**Requirements**
In the material below, identify each line bearing the word "subtitle". Reproduce those lines.

──────── Exercise materials ────────

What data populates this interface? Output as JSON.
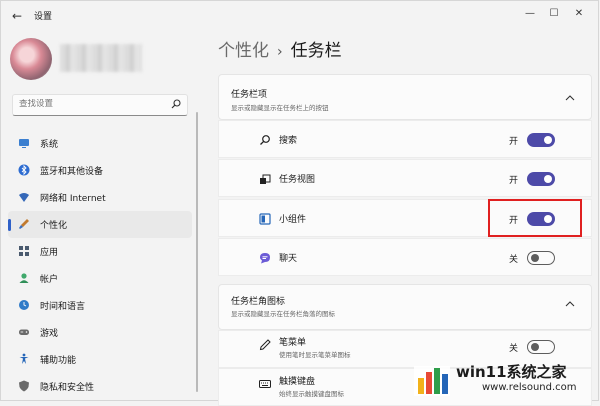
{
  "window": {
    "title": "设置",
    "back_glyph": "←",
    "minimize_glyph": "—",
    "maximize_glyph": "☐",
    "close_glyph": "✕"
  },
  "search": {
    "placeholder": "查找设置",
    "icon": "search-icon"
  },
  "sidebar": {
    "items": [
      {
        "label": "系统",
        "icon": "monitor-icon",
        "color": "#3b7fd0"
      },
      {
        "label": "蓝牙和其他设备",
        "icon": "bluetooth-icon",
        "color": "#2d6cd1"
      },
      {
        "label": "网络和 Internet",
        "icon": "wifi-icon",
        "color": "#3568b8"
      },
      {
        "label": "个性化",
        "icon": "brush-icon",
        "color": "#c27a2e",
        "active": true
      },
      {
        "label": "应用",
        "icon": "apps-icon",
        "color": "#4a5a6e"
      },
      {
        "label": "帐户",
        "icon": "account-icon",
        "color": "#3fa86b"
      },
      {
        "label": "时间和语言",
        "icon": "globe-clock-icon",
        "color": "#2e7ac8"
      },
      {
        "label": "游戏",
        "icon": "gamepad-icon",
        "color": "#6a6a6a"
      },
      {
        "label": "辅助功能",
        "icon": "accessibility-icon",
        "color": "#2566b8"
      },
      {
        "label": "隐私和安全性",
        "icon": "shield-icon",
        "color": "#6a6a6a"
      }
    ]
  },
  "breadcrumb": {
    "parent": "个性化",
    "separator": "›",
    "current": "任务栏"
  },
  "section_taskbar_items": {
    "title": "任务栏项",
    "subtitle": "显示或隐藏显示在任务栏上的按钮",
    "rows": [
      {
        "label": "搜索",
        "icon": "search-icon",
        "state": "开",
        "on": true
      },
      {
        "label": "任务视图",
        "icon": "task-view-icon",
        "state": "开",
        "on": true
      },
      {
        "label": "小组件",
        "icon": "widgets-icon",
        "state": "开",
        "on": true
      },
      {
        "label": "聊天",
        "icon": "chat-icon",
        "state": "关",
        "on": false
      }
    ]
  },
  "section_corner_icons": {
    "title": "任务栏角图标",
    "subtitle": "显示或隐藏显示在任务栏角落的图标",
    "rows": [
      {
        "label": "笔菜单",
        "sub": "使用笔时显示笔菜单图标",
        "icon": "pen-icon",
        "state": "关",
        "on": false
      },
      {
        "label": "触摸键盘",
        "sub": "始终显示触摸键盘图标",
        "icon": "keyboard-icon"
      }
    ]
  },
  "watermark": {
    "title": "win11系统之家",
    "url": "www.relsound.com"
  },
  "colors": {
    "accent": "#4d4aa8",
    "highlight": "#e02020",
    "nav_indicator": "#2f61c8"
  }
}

────────

**Response for this exercise**
    "subtitle": "显示或隐藏显示在任务栏上的按钮",
    "subtitle": "显示或隐藏显示在任务栏角落的图标",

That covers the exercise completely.